» Short problem: Show each line of the data below that has the string "Heritage" in it.

Figure content listings
^^^^^^^^
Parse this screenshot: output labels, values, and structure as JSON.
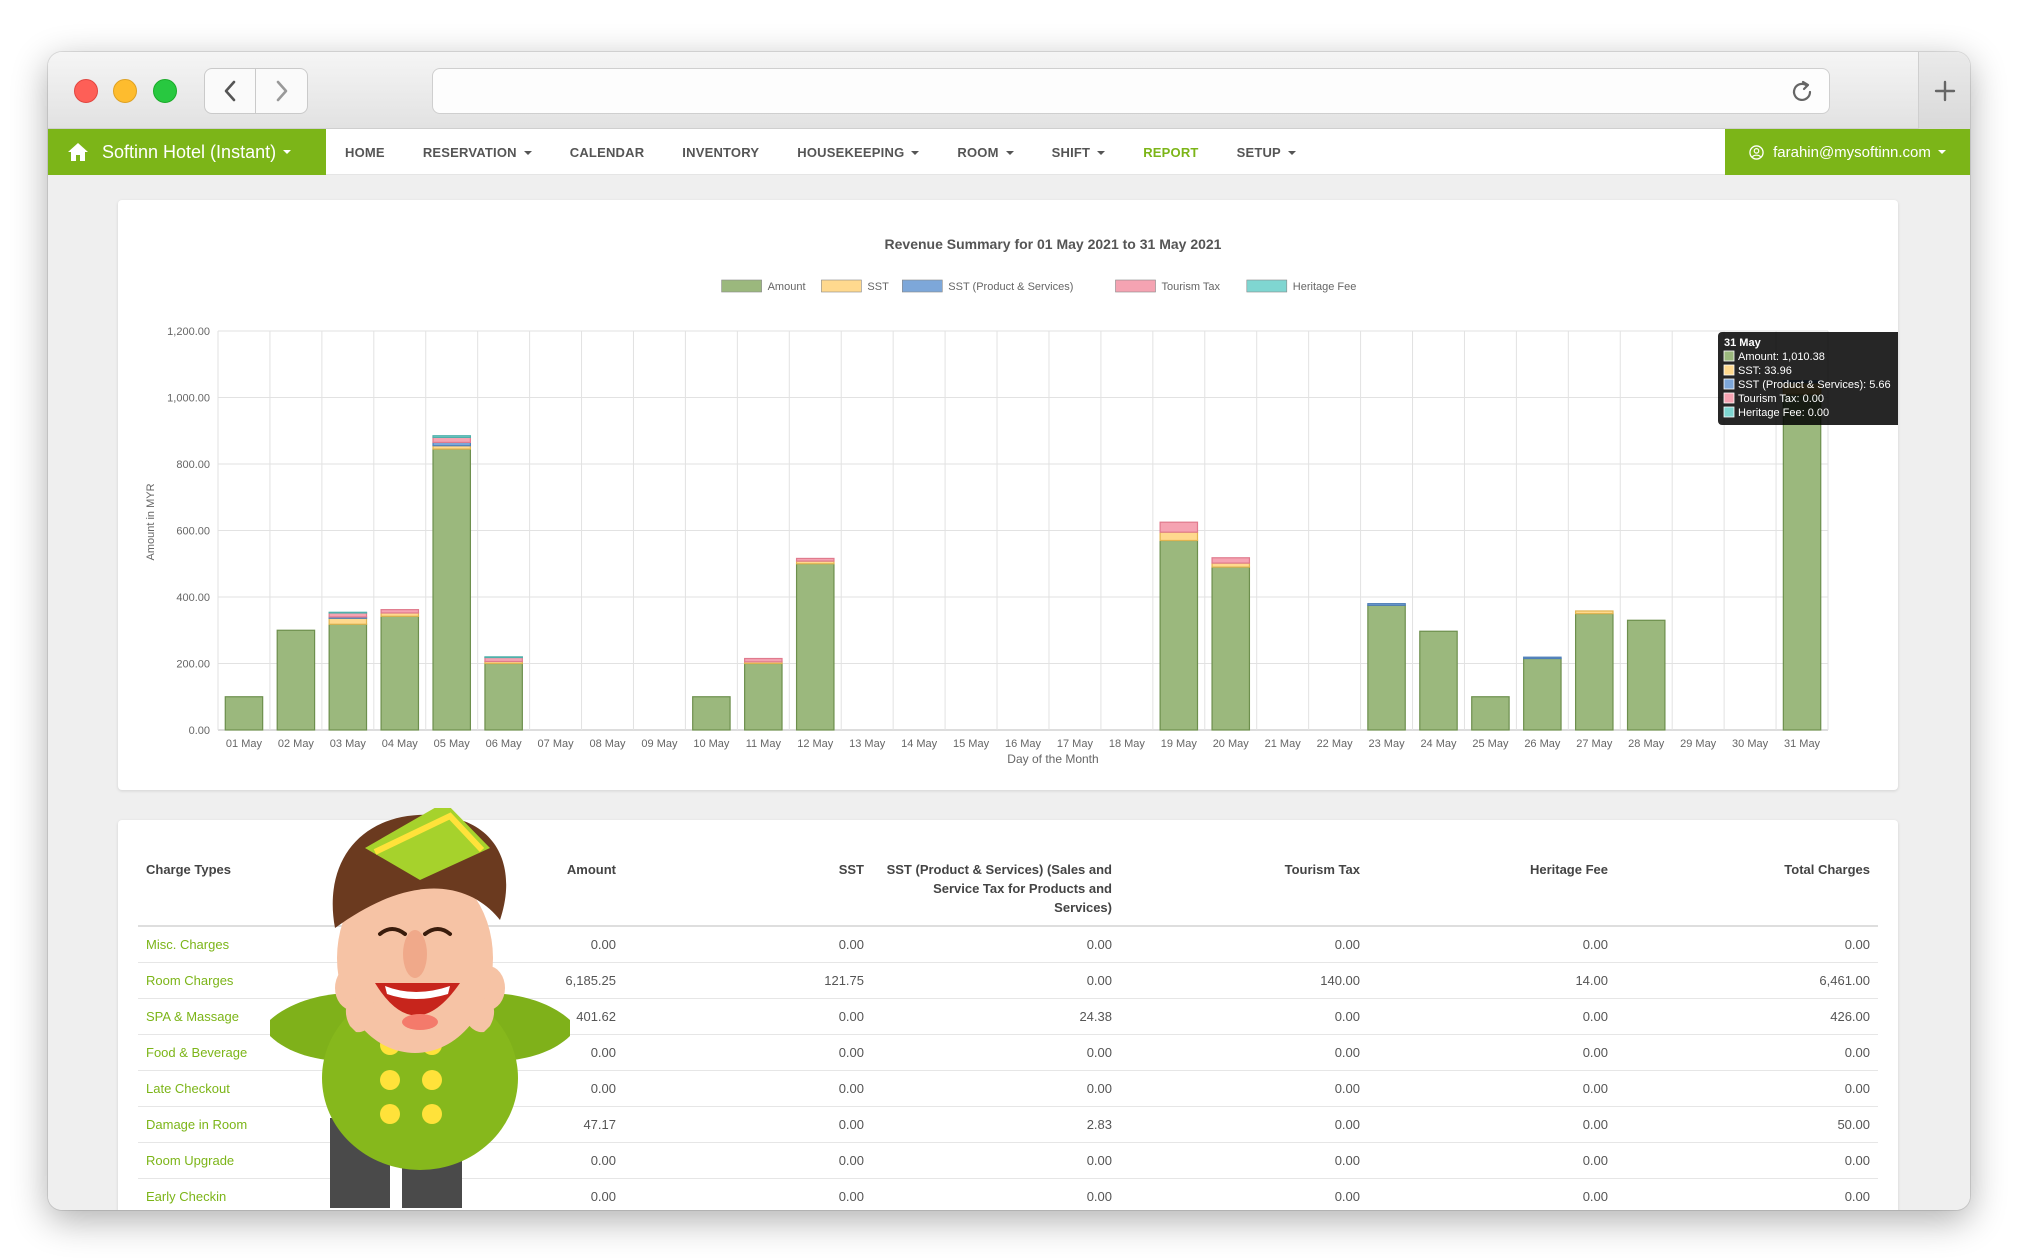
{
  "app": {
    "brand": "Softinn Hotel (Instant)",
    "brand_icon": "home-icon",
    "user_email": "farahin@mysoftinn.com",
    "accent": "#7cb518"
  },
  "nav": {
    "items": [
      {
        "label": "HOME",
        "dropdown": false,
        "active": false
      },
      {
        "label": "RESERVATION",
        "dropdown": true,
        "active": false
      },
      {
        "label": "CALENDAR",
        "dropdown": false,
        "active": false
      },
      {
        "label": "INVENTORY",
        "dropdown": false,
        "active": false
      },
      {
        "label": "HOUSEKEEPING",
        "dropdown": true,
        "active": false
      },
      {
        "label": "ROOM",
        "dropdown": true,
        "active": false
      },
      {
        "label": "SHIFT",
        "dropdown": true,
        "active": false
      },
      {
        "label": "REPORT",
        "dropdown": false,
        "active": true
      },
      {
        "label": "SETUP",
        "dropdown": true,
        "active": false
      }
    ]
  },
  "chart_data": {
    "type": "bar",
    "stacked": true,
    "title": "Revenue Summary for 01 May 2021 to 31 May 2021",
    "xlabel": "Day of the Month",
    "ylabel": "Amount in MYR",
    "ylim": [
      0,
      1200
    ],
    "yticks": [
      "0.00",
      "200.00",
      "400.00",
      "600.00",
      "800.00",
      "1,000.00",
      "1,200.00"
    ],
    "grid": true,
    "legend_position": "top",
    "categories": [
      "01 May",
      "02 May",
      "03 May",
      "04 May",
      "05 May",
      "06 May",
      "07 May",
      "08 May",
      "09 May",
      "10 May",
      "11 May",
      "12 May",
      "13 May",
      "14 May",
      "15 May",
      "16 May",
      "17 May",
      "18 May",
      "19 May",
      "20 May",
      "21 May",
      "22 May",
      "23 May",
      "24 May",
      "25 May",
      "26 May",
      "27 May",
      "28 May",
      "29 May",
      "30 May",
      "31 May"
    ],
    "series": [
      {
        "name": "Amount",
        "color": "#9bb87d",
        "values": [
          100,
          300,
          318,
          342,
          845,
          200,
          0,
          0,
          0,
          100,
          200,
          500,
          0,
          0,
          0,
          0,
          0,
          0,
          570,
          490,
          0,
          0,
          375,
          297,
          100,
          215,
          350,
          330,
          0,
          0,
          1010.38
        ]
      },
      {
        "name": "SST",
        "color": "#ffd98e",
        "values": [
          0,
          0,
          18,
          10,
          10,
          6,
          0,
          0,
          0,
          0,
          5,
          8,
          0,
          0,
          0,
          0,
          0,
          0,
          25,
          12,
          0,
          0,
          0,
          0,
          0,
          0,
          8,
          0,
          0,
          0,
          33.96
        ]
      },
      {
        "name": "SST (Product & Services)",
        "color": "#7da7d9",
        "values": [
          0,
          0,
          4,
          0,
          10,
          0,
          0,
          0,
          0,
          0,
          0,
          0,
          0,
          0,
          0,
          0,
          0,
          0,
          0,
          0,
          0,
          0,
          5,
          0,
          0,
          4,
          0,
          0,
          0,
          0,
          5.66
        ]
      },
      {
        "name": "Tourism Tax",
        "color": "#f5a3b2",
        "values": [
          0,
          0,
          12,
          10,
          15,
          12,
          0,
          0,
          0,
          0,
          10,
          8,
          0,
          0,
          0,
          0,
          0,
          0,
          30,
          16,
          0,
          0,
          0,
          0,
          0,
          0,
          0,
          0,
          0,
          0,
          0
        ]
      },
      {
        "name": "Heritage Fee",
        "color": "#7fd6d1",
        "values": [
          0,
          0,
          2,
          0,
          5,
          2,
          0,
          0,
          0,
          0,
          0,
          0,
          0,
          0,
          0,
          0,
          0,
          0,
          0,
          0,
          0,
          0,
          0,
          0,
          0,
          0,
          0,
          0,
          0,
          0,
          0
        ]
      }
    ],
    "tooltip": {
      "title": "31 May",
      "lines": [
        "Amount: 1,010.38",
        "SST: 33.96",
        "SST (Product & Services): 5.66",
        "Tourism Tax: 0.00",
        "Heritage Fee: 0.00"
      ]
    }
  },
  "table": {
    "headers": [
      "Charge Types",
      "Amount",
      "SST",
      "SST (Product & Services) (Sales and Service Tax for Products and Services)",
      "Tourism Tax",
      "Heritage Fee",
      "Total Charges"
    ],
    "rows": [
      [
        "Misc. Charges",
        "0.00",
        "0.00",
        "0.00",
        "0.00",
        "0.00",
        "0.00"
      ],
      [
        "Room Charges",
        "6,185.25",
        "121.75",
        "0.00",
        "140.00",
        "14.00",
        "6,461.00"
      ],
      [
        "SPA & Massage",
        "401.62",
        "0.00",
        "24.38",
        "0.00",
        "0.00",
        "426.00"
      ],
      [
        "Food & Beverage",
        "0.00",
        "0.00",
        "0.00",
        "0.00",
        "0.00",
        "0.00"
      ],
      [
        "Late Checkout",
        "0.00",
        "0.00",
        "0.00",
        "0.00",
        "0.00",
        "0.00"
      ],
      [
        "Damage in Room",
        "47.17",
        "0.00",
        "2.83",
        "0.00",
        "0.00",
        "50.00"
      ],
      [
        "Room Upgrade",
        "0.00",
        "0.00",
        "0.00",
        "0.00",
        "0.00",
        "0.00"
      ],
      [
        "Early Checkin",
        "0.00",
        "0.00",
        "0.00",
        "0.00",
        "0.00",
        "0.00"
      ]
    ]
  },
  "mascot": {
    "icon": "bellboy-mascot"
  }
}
^^^^^^^^
» Solution to the problem:
        "name": "Heritage Fee",
        "Heritage Fee: 0.00"
      "Heritage Fee",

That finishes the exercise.